[SHORT PROBLEM] Do any lines in the data below contain "Dinox"? If so, copy every one of them.

[DATA]
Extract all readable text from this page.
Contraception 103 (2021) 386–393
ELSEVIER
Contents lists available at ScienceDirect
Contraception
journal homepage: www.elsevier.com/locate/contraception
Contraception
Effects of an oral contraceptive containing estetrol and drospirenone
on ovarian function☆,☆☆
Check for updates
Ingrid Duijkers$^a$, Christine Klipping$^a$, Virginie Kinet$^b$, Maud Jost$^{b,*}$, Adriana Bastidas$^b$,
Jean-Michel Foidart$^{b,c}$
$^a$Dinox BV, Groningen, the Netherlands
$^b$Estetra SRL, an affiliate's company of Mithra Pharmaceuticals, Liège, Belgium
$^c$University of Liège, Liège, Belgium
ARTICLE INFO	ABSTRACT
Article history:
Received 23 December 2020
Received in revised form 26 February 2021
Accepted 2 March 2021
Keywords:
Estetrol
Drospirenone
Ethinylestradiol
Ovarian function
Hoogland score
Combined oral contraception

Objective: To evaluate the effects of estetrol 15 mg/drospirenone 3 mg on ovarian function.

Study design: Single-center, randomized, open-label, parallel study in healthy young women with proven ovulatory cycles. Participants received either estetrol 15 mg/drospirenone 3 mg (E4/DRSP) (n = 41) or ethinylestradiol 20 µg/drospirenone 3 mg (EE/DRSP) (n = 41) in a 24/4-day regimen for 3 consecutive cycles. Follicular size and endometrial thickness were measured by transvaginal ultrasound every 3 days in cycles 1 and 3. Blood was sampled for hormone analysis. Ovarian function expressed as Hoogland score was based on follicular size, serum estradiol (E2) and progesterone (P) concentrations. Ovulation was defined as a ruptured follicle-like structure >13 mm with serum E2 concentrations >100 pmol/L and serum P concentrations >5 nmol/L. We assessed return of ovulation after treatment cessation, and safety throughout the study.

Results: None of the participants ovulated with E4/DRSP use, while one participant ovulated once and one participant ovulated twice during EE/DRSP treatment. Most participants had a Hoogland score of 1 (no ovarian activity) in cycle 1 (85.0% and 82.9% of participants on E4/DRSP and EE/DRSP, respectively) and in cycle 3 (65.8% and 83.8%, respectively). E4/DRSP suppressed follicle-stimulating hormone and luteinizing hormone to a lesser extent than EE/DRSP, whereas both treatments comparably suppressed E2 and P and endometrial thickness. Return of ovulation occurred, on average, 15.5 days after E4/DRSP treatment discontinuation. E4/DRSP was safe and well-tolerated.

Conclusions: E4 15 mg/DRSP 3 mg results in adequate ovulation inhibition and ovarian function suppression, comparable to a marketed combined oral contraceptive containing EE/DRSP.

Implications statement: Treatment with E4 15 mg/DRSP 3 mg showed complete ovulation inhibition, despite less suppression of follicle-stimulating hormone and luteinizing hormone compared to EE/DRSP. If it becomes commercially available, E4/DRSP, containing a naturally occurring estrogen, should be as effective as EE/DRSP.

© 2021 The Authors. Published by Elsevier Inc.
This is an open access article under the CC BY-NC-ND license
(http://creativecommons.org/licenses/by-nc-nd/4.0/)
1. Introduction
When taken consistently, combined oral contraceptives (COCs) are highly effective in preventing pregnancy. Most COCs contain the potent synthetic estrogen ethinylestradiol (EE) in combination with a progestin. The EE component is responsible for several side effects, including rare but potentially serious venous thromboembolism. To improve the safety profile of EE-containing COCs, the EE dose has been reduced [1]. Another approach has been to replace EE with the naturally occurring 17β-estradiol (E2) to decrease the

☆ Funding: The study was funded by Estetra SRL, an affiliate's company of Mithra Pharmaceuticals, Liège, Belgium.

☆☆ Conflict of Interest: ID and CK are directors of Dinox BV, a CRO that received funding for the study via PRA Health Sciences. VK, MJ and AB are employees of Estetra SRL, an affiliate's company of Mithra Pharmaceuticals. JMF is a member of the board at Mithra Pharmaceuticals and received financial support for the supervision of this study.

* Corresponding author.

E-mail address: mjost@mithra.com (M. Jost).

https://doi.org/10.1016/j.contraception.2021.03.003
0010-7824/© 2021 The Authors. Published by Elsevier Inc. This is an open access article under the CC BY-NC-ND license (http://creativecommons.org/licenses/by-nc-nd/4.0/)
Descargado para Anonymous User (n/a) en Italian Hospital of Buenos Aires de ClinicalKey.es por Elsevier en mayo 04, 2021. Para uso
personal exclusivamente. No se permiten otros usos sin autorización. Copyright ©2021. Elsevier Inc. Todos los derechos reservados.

--

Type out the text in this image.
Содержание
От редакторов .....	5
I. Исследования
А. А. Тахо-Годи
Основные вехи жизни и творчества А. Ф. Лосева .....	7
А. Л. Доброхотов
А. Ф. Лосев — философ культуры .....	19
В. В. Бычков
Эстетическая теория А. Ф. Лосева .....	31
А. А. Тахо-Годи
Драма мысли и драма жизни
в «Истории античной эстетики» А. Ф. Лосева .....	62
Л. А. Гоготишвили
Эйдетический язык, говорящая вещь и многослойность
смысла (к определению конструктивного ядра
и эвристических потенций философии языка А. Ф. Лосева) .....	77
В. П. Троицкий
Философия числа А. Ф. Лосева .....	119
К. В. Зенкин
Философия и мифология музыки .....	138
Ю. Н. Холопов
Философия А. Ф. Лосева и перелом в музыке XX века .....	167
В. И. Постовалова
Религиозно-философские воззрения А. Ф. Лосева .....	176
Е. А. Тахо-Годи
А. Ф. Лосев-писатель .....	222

--

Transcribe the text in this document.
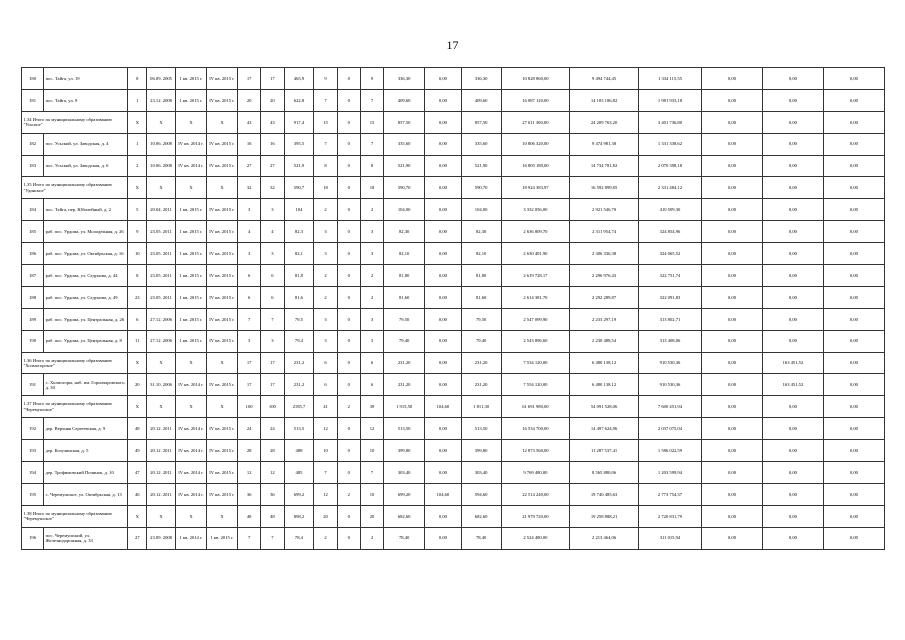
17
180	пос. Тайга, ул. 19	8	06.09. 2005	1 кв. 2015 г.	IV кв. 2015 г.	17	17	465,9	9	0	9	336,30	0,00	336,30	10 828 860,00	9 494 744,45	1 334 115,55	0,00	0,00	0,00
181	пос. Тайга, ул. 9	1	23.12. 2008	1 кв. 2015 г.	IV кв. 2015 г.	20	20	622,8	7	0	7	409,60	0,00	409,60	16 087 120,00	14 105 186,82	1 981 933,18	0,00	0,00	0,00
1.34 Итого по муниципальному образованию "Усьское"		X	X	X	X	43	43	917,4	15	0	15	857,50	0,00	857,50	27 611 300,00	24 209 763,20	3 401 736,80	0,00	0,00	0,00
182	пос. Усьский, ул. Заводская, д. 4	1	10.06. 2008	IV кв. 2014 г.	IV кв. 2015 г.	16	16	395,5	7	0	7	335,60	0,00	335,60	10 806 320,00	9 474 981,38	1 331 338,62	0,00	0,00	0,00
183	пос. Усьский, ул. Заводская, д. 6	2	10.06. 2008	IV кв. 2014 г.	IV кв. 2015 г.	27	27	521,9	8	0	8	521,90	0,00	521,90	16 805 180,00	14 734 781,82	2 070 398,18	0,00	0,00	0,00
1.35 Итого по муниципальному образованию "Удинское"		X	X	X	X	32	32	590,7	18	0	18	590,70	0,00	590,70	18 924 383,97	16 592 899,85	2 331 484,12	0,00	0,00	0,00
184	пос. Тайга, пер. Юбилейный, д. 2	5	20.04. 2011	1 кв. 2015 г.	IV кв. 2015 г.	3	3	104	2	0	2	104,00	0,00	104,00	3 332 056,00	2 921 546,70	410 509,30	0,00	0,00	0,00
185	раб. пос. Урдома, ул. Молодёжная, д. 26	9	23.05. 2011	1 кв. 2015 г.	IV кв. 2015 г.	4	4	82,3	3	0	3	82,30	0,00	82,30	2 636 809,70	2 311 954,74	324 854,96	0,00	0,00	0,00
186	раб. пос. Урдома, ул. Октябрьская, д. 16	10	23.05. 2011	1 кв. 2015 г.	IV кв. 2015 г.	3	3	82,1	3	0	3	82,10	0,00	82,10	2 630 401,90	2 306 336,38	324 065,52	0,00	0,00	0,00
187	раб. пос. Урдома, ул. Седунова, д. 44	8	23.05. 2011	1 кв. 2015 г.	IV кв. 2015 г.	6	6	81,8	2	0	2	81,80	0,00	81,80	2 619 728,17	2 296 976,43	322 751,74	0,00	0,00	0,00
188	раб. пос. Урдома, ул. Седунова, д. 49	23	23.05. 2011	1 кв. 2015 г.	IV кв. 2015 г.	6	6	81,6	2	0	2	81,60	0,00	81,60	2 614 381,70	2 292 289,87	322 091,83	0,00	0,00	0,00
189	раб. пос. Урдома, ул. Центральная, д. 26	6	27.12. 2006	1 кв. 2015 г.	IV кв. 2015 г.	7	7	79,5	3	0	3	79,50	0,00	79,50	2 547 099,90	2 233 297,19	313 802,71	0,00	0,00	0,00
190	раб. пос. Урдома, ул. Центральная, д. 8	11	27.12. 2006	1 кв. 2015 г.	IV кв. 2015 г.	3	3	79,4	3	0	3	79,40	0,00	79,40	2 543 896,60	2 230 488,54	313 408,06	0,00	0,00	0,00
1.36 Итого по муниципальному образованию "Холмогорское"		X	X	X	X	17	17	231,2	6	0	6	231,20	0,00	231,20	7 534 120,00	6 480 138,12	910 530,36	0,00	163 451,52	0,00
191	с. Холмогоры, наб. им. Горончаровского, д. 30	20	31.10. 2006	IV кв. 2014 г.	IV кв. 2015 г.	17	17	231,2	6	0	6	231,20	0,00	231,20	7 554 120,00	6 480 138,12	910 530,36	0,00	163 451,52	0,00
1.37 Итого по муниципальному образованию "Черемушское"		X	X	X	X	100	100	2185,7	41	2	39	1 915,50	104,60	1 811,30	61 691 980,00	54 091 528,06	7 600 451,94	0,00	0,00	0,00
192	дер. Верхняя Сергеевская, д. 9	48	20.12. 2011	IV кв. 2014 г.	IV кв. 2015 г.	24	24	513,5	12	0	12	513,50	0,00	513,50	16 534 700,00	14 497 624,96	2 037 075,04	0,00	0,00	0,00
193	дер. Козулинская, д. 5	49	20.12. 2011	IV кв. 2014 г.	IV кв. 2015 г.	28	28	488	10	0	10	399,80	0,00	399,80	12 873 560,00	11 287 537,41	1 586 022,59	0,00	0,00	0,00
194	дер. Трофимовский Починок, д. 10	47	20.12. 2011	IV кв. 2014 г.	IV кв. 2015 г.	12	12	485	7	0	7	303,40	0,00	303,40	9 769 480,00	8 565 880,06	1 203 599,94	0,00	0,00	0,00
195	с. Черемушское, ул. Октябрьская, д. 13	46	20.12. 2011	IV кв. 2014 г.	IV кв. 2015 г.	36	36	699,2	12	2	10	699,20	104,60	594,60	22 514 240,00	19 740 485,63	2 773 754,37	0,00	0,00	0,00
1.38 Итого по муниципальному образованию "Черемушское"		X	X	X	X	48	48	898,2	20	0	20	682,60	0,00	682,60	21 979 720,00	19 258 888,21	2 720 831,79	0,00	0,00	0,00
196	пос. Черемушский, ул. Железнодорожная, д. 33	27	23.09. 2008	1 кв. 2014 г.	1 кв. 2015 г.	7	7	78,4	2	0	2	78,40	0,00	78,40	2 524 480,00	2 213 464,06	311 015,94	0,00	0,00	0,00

[FINISHED ANSWER]
$^a$Dinox BV, Groningen, the Netherlands
☆☆ Conflict of Interest: ID and CK are directors of Dinox BV, a CRO that received funding for the study via PRA Health Sciences. VK, MJ and AB are employees of Estetra SRL, an affiliate's company of Mithra Pharmaceuticals. JMF is a member of the board at Mithra Pharmaceuticals and received financial support for the supervision of this study.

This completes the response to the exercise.